§ **Task directions**
Skip the images. Copy the records exactly as written.

§ **Given records**

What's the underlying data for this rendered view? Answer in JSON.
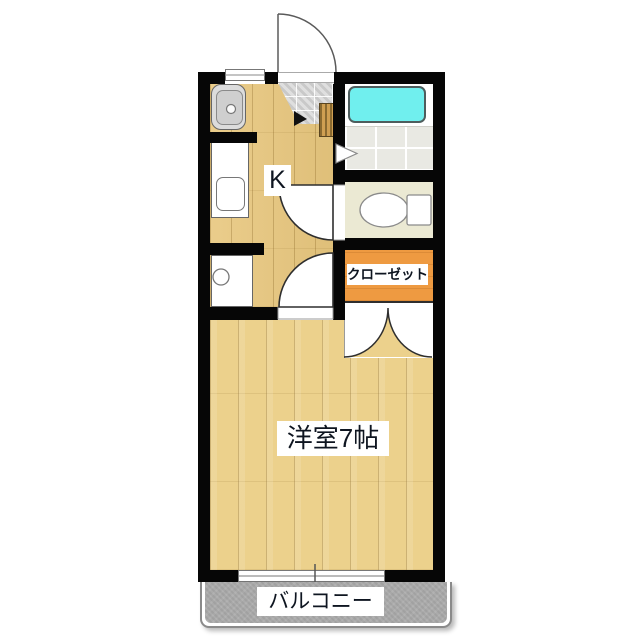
{
  "labels": {
    "kitchen": "K",
    "closet": "クローゼット",
    "western_room": "洋室7帖",
    "balcony": "バルコニー"
  },
  "colors": {
    "wall": "#060606",
    "kitchen_floor": "#e8c77e",
    "room_floor": "#ecd18c",
    "closet": "#ee9a41",
    "bathtub": "#70efee",
    "toilet_floor": "#ebe9d3",
    "balcony": "#ababab",
    "genkan_tile": "#d4d4d4"
  }
}
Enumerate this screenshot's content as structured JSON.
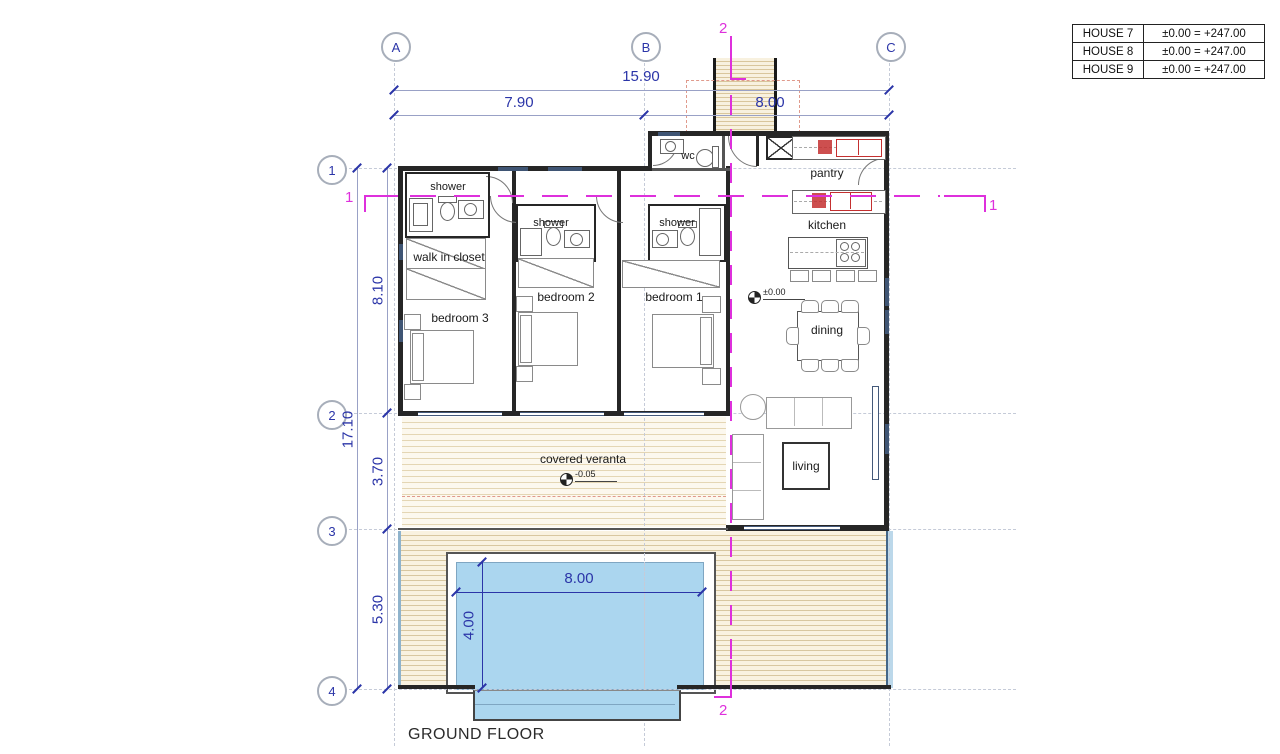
{
  "title_block": {
    "rows": [
      {
        "name": "HOUSE 7",
        "value": "±0.00 = +247.00"
      },
      {
        "name": "HOUSE 8",
        "value": "±0.00 = +247.00"
      },
      {
        "name": "HOUSE 9",
        "value": "±0.00 = +247.00"
      }
    ]
  },
  "grid": {
    "columns": [
      "A",
      "B",
      "C"
    ],
    "rows": [
      "1",
      "2",
      "3",
      "4"
    ]
  },
  "dimensions": {
    "overall_width": "15.90",
    "bay_left": "7.90",
    "bay_right": "8.00",
    "overall_depth": "17.10",
    "seg_1_2": "8.10",
    "seg_2_3": "3.70",
    "seg_3_4": "5.30",
    "pool_length": "8.00",
    "pool_width": "4.00"
  },
  "levels": {
    "ground": "±0.00",
    "veranda": "-0.05"
  },
  "sections": {
    "line_1": "1",
    "line_2": "2"
  },
  "rooms": {
    "shower": "shower",
    "wc": "wc",
    "pantry": "pantry",
    "kitchen": "kitchen",
    "walk_in_closet": "walk in closet",
    "bedroom_3": "bedroom 3",
    "bedroom_2": "bedroom 2",
    "bedroom_1": "bedroom 1",
    "dining": "dining",
    "living": "living",
    "veranda": "covered veranta"
  },
  "footer": {
    "drawing_title": "GROUND FLOOR"
  },
  "colors": {
    "dimension": "#2b35a8",
    "section": "#de30dc",
    "wall": "#262626",
    "pool_water": "#abd6ef",
    "deck_stripe": "#d8c7a0",
    "appliance": "#c43030"
  }
}
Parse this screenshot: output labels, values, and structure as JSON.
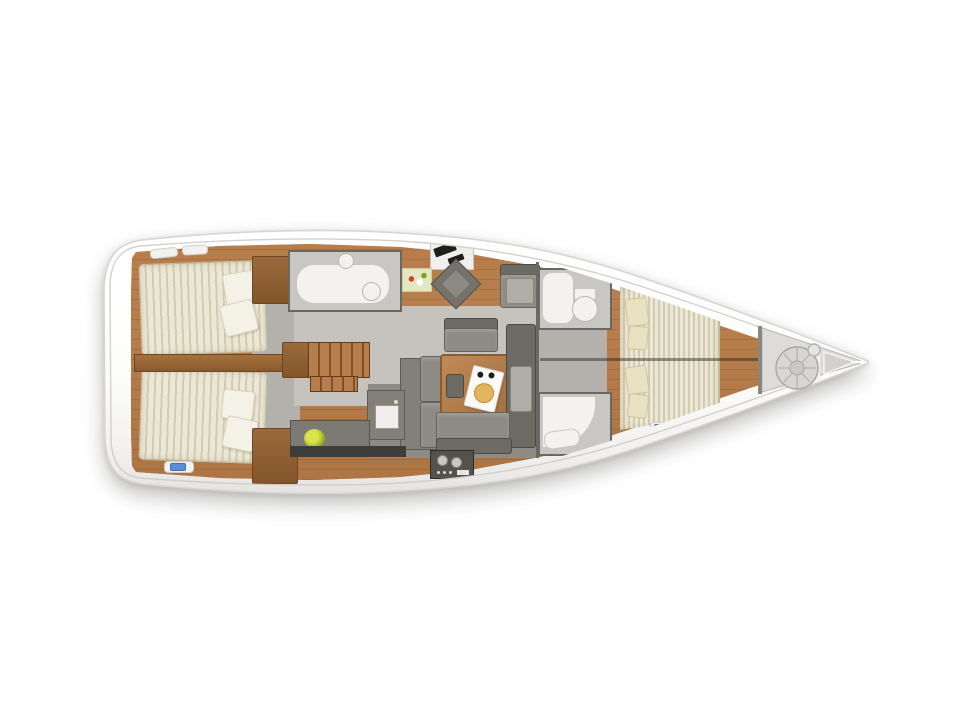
{
  "image": {
    "type": "yacht-interior-floorplan",
    "view": "top-down",
    "orientation": "bow-right"
  },
  "parts": [
    "hull",
    "side-decks",
    "aft-cabin-starboard",
    "aft-cabin-port",
    "cabin-divider",
    "companionway-stairs",
    "aft-head",
    "nav-station",
    "nav-chair",
    "salon-armchair",
    "salon-sofa-u",
    "salon-table",
    "serving-tray",
    "galley-counter",
    "galley-sink",
    "stove",
    "fruit-bowl",
    "fwd-head-upper",
    "fwd-head-lower",
    "owners-cabin-bed",
    "owners-cabin-pillows",
    "anchor-locker",
    "rope-coil"
  ],
  "colors": {
    "hull": "#ffffff",
    "hullStroke": "#d6d5d3",
    "wood": "#b77e4c",
    "woodDark2": "#a06838",
    "woodTrim": "#8a5a2e",
    "floor": "#c6c3be",
    "floorDark": "#8e8b84",
    "corridor": "#b4b1ac",
    "wall": "#6b6862",
    "bath": "#c9c7c3",
    "white": "#f3f2ef",
    "mattress": "#ece7d4",
    "mattressStripe": "#d2cbb1",
    "pillow": "#f4f1e6",
    "pillowFwd": "#e9e1c2",
    "sofa": "#8f8c85",
    "sofaDark": "#6e6b64",
    "cushion": "#b0ada6",
    "counter": "#7d7a74",
    "stove": "#55524c",
    "plantYellow": "#dce24a",
    "plantGreen": "#8fae22",
    "accentBlue": "#5b8ed6",
    "locker": "#dddcda",
    "bread": "#e2b65e"
  }
}
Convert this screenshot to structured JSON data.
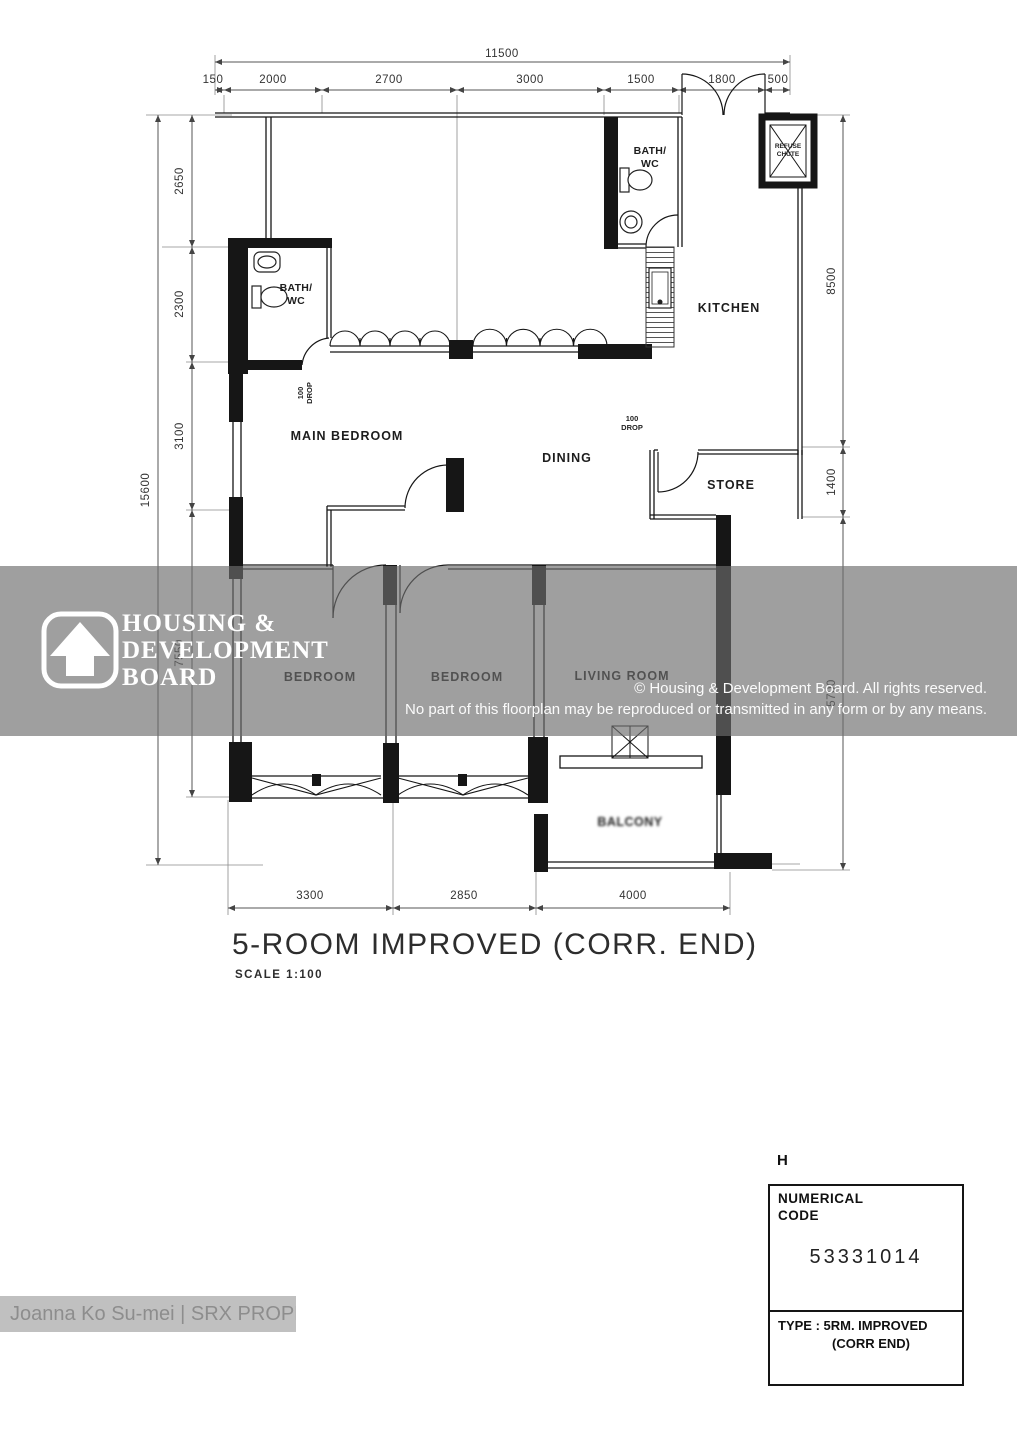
{
  "plan": {
    "title": "5-ROOM IMPROVED (CORR. END)",
    "scale": "SCALE 1:100"
  },
  "rooms": {
    "bath_top_1": "BATH/",
    "bath_top_2": "WC",
    "bath_left_1": "BATH/",
    "bath_left_2": "WC",
    "kitchen": "KITCHEN",
    "main_bedroom": "MAIN BEDROOM",
    "dining": "DINING",
    "store": "STORE",
    "bedroom_1": "BEDROOM",
    "bedroom_2": "BEDROOM",
    "living_room": "LIVING ROOM",
    "balcony": "BALCONY"
  },
  "annotations": {
    "refuse_1": "REFUSE",
    "refuse_2": "CHUTE",
    "drop_kitchen_1": "100",
    "drop_kitchen_2": "DROP",
    "drop_bath_1": "100",
    "drop_bath_2": "DROP"
  },
  "dims": {
    "top_total": "11500",
    "top": [
      "150",
      "2000",
      "2700",
      "3000",
      "1500",
      "1800",
      "500"
    ],
    "left_total": "15600",
    "left": [
      "2650",
      "2300",
      "3100",
      "7550"
    ],
    "right": [
      "8500",
      "1400",
      "5700"
    ],
    "bottom": [
      "3300",
      "2850",
      "4000"
    ]
  },
  "watermark": {
    "logo_1": "HOUSING &",
    "logo_2": "DEVELOPMENT",
    "logo_3": "BOARD",
    "copyright_1": "© Housing & Development Board. All rights reserved.",
    "copyright_2": "No part of this floorplan may be reproduced or transmitted in any form or by any means."
  },
  "info_box": {
    "corner": "H",
    "header_1": "NUMERICAL",
    "header_2": "CODE",
    "code": "53331014",
    "type_1": "TYPE : 5RM. IMPROVED",
    "type_2": "(CORR END)"
  },
  "agent": "Joanna Ko Su-mei | SRX PROPERTY"
}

§ **Response for this exercise**
What's the underlying data for this rendered view? Answer in JSON.
{
  "labels": {
    "kitchen": "K",
    "closet": "クローゼット",
    "western_room": "洋室7帖",
    "balcony": "バルコニー"
  },
  "colors": {
    "wall": "#060606",
    "kitchen_floor": "#e8c77e",
    "room_floor": "#ecd18c",
    "closet": "#ee9a41",
    "bathtub": "#70efee",
    "toilet_floor": "#ebe9d3",
    "balcony": "#ababab",
    "genkan_tile": "#d4d4d4"
  }
}
Enumerate this screenshot's content as structured JSON.
{
  "title_block": {
    "rows": [
      {
        "name": "HOUSE 7",
        "value": "±0.00 = +247.00"
      },
      {
        "name": "HOUSE 8",
        "value": "±0.00 = +247.00"
      },
      {
        "name": "HOUSE 9",
        "value": "±0.00 = +247.00"
      }
    ]
  },
  "grid": {
    "columns": [
      "A",
      "B",
      "C"
    ],
    "rows": [
      "1",
      "2",
      "3",
      "4"
    ]
  },
  "dimensions": {
    "overall_width": "15.90",
    "bay_left": "7.90",
    "bay_right": "8.00",
    "overall_depth": "17.10",
    "seg_1_2": "8.10",
    "seg_2_3": "3.70",
    "seg_3_4": "5.30",
    "pool_length": "8.00",
    "pool_width": "4.00"
  },
  "levels": {
    "ground": "±0.00",
    "veranda": "-0.05"
  },
  "sections": {
    "line_1": "1",
    "line_2": "2"
  },
  "rooms": {
    "shower": "shower",
    "wc": "wc",
    "pantry": "pantry",
    "kitchen": "kitchen",
    "walk_in_closet": "walk in closet",
    "bedroom_3": "bedroom 3",
    "bedroom_2": "bedroom 2",
    "bedroom_1": "bedroom 1",
    "dining": "dining",
    "living": "living",
    "veranda": "covered veranta"
  },
  "footer": {
    "drawing_title": "GROUND FLOOR"
  },
  "colors": {
    "dimension": "#2b35a8",
    "section": "#de30dc",
    "wall": "#262626",
    "pool_water": "#abd6ef",
    "deck_stripe": "#d8c7a0",
    "appliance": "#c43030"
  }
}
Parse this screenshot: output labels, values, and structure as JSON.
{
  "image": {
    "type": "yacht-interior-floorplan",
    "view": "top-down",
    "orientation": "bow-right"
  },
  "parts": [
    "hull",
    "side-decks",
    "aft-cabin-starboard",
    "aft-cabin-port",
    "cabin-divider",
    "companionway-stairs",
    "aft-head",
    "nav-station",
    "nav-chair",
    "salon-armchair",
    "salon-sofa-u",
    "salon-table",
    "serving-tray",
    "galley-counter",
    "galley-sink",
    "stove",
    "fruit-bowl",
    "fwd-head-upper",
    "fwd-head-lower",
    "owners-cabin-bed",
    "owners-cabin-pillows",
    "anchor-locker",
    "rope-coil"
  ],
  "colors": {
    "hull": "#ffffff",
    "hullStroke": "#d6d5d3",
    "wood": "#b77e4c",
    "woodDark2": "#a06838",
    "woodTrim": "#8a5a2e",
    "floor": "#c6c3be",
    "floorDark": "#8e8b84",
    "corridor": "#b4b1ac",
    "wall": "#6b6862",
    "bath": "#c9c7c3",
    "white": "#f3f2ef",
    "mattress": "#ece7d4",
    "mattressStripe": "#d2cbb1",
    "pillow": "#f4f1e6",
    "pillowFwd": "#e9e1c2",
    "sofa": "#8f8c85",
    "sofaDark": "#6e6b64",
    "cushion": "#b0ada6",
    "counter": "#7d7a74",
    "stove": "#55524c",
    "plantYellow": "#dce24a",
    "plantGreen": "#8fae22",
    "accentBlue": "#5b8ed6",
    "locker": "#dddcda",
    "bread": "#e2b65e"
  }
}
Convert this screenshot to structured JSON data.
{
  "plan": {
    "title": "5-ROOM IMPROVED (CORR. END)",
    "scale": "SCALE 1:100"
  },
  "rooms": {
    "bath_top_1": "BATH/",
    "bath_top_2": "WC",
    "bath_left_1": "BATH/",
    "bath_left_2": "WC",
    "kitchen": "KITCHEN",
    "main_bedroom": "MAIN BEDROOM",
    "dining": "DINING",
    "store": "STORE",
    "bedroom_1": "BEDROOM",
    "bedroom_2": "BEDROOM",
    "living_room": "LIVING ROOM",
    "balcony": "BALCONY"
  },
  "annotations": {
    "refuse_1": "REFUSE",
    "refuse_2": "CHUTE",
    "drop_kitchen_1": "100",
    "drop_kitchen_2": "DROP",
    "drop_bath_1": "100",
    "drop_bath_2": "DROP"
  },
  "dims": {
    "top_total": "11500",
    "top": [
      "150",
      "2000",
      "2700",
      "3000",
      "1500",
      "1800",
      "500"
    ],
    "left_total": "15600",
    "left": [
      "2650",
      "2300",
      "3100",
      "7550"
    ],
    "right": [
      "8500",
      "1400",
      "5700"
    ],
    "bottom": [
      "3300",
      "2850",
      "4000"
    ]
  },
  "watermark": {
    "logo_1": "HOUSING &",
    "logo_2": "DEVELOPMENT",
    "logo_3": "BOARD",
    "copyright_1": "© Housing & Development Board. All rights reserved.",
    "copyright_2": "No part of this floorplan may be reproduced or transmitted in any form or by any means."
  },
  "info_box": {
    "corner": "H",
    "header_1": "NUMERICAL",
    "header_2": "CODE",
    "code": "53331014",
    "type_1": "TYPE : 5RM. IMPROVED",
    "type_2": "(CORR END)"
  },
  "agent": "Joanna Ko Su-mei | SRX PROPERTY"
}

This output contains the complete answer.